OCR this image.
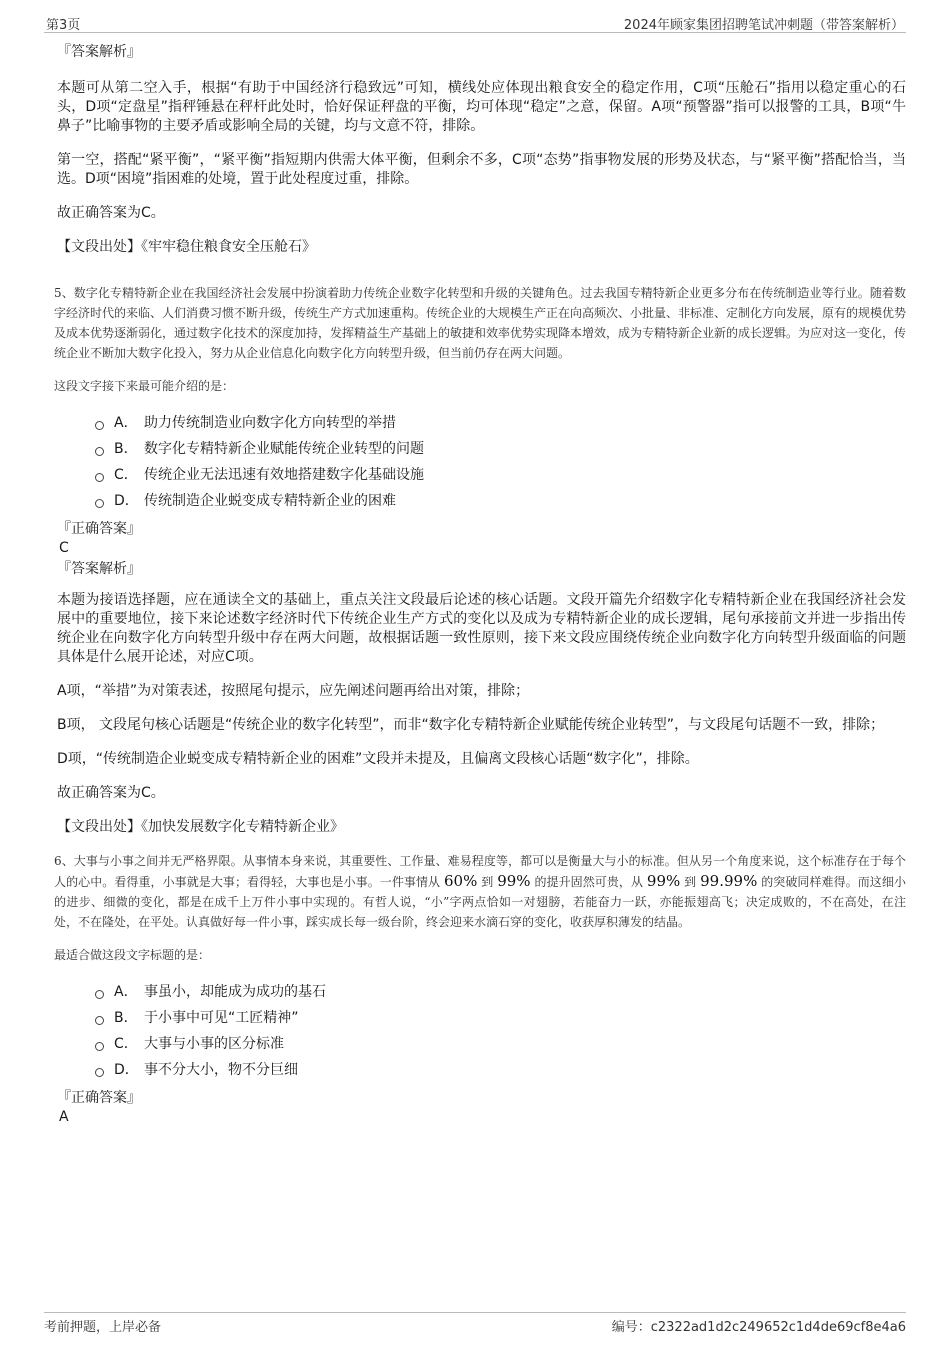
第3页	2024年顾家集团招聘笔试冲刺题（带答案解析）

『答案解析』

本题可从第二空入手，根据“有助于中国经济行稳致远”可知，横线处应体现出粮食安全的稳定作用，C项“压舱石”指用以稳定重心的石头，D项“定盘星”指秤锤悬在秤杆此处时，恰好保证秤盘的平衡，均可体现“稳定”之意，保留。A项“预警器”指可以报警的工具，B项“牛鼻子”比喻事物的主要矛盾或影响全局的关键，均与文意不符，排除。

第一空，搭配“紧平衡”，“紧平衡”指短期内供需大体平衡，但剩余不多，C项“态势”指事物发展的形势及状态，与“紧平衡”搭配恰当，当选。D项“困境”指困难的处境，置于此处程度过重，排除。

故正确答案为C。

【文段出处】《牢牢稳住粮食安全压舱石》

5、数字化专精特新企业在我国经济社会发展中扮演着助力传统企业数字化转型和升级的关键角色。过去我国专精特新企业更多分布在传统制造业等行业。随着数字经济时代的来临、人们消费习惯不断升级，传统生产方式加速重构。传统企业的大规模生产正在向高频次、小批量、非标准、定制化方向发展，原有的规模优势及成本优势逐渐弱化，通过数字化技术的深度加持，发挥精益生产基础上的敏捷和效率优势实现降本增效，成为专精特新企业新的成长逻辑。为应对这一变化，传统企业不断加大数字化投入，努力从企业信息化向数字化方向转型升级，但当前仍存在两大问题。

这段文字接下来最可能介绍的是：

A． 助力传统制造业向数字化方向转型的举措
B． 数字化专精特新企业赋能传统企业转型的问题
C． 传统企业无法迅速有效地搭建数字化基础设施
D． 传统制造企业蜕变成专精特新企业的困难

『正确答案』

C

『答案解析』

本题为接语选择题，应在通读全文的基础上，重点关注文段最后论述的核心话题。文段开篇先介绍数字化专精特新企业在我国经济社会发展中的重要地位，接下来论述数字经济时代下传统企业生产方式的变化以及成为专精特新企业的成长逻辑，尾句承接前文并进一步指出传统企业在向数字化方向转型升级中存在两大问题，故根据话题一致性原则，接下来文段应围绕传统企业向数字化方向转型升级面临的问题具体是什么展开论述，对应C项。

A项，“举措”为对策表述，按照尾句提示，应先阐述问题再给出对策，排除；

B项， 文段尾句核心话题是“传统企业的数字化转型”，而非“数字化专精特新企业赋能传统企业转型”，与文段尾句话题不一致，排除；

D项，“传统制造企业蜕变成专精特新企业的困难”文段并未提及，且偏离文段核心话题“数字化”，排除。

故正确答案为C。

【文段出处】《加快发展数字化专精特新企业》

6、大事与小事之间并无严格界限。从事情本身来说，其重要性、工作量、难易程度等，都可以是衡量大与小的标准。但从另一个角度来说，这个标准存在于每个人的心中。看得重，小事就是大事；看得轻，大事也是小事。一件事情从 60% 到 99% 的提升固然可贵，从 99% 到 99.99% 的突破同样难得。而这细小的进步、细微的变化，都是在成千上万件小事中实现的。有哲人说，“小”字两点恰如一对翅膀，若能奋力一跃，亦能振翅高飞；决定成败的，不在高处，在注处，不在隆处，在平处。认真做好每一件小事，踩实成长每一级台阶，终会迎来水滴石穿的变化，收获厚积薄发的结晶。

最适合做这段文字标题的是：

A． 事虽小，却能成为成功的基石
B． 于小事中可见“工匠精神”
C． 大事与小事的区分标准
D． 事不分大小，物不分巨细

『正确答案』

A

考前押题，上岸必备	编号：c2322ad1d2c249652c1d4de69cf8e4a6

> _WHAT YOU ARE ASKED TO DO_: Output every entry exactly as given; pictures are not part of the copy.

> _PROBLEM SOLUTION_:
OCR this image.
第3页	2024年顾家集团招聘笔试冲刺题（带答案解析）

『答案解析』

本题可从第二空入手，根据“有助于中国经济行稳致远”可知，横线处应体现出粮食安全的稳定作用，C项“压舱石”指用以稳定重心的石头，D项“定盘星”指秤锤悬在秤杆此处时，恰好保证秤盘的平衡，均可体现“稳定”之意，保留。A项“预警器”指可以报警的工具，B项“牛鼻子”比喻事物的主要矛盾或影响全局的关键，均与文意不符，排除。

第一空，搭配“紧平衡”，“紧平衡”指短期内供需大体平衡，但剩余不多，C项“态势”指事物发展的形势及状态，与“紧平衡”搭配恰当，当选。D项“困境”指困难的处境，置于此处程度过重，排除。

故正确答案为C。

【文段出处】《牢牢稳住粮食安全压舱石》

5、数字化专精特新企业在我国经济社会发展中扮演着助力传统企业数字化转型和升级的关键角色。过去我国专精特新企业更多分布在传统制造业等行业。随着数字经济时代的来临、人们消费习惯不断升级，传统生产方式加速重构。传统企业的大规模生产正在向高频次、小批量、非标准、定制化方向发展，原有的规模优势及成本优势逐渐弱化，通过数字化技术的深度加持，发挥精益生产基础上的敏捷和效率优势实现降本增效，成为专精特新企业新的成长逻辑。为应对这一变化，传统企业不断加大数字化投入，努力从企业信息化向数字化方向转型升级，但当前仍存在两大问题。

这段文字接下来最可能介绍的是：

A． 助力传统制造业向数字化方向转型的举措
B． 数字化专精特新企业赋能传统企业转型的问题
C． 传统企业无法迅速有效地搭建数字化基础设施
D． 传统制造企业蜕变成专精特新企业的困难

『正确答案』

C

『答案解析』

本题为接语选择题，应在通读全文的基础上，重点关注文段最后论述的核心话题。文段开篇先介绍数字化专精特新企业在我国经济社会发展中的重要地位，接下来论述数字经济时代下传统企业生产方式的变化以及成为专精特新企业的成长逻辑，尾句承接前文并进一步指出传统企业在向数字化方向转型升级中存在两大问题，故根据话题一致性原则，接下来文段应围绕传统企业向数字化方向转型升级面临的问题具体是什么展开论述，对应C项。

A项，“举措”为对策表述，按照尾句提示，应先阐述问题再给出对策，排除；

B项， 文段尾句核心话题是“传统企业的数字化转型”，而非“数字化专精特新企业赋能传统企业转型”，与文段尾句话题不一致，排除；

D项，“传统制造企业蜕变成专精特新企业的困难”文段并未提及，且偏离文段核心话题“数字化”，排除。

故正确答案为C。

【文段出处】《加快发展数字化专精特新企业》

6、大事与小事之间并无严格界限。从事情本身来说，其重要性、工作量、难易程度等，都可以是衡量大与小的标准。但从另一个角度来说，这个标准存在于每个人的心中。看得重，小事就是大事；看得轻，大事也是小事。一件事情从 60% 到 99% 的提升固然可贵，从 99% 到 99.99% 的突破同样难得。而这细小的进步、细微的变化，都是在成千上万件小事中实现的。有哲人说，“小”字两点恰如一对翅膀，若能奋力一跃，亦能振翅高飞；决定成败的，不在高处，在注处，不在隆处，在平处。认真做好每一件小事，踩实成长每一级台阶，终会迎来水滴石穿的变化，收获厚积薄发的结晶。

最适合做这段文字标题的是：

A． 事虽小，却能成为成功的基石
B． 于小事中可见“工匠精神”
C． 大事与小事的区分标准
D． 事不分大小，物不分巨细

『正确答案』

A

考前押题，上岸必备	编号：c2322ad1d2c249652c1d4de69cf8e4a6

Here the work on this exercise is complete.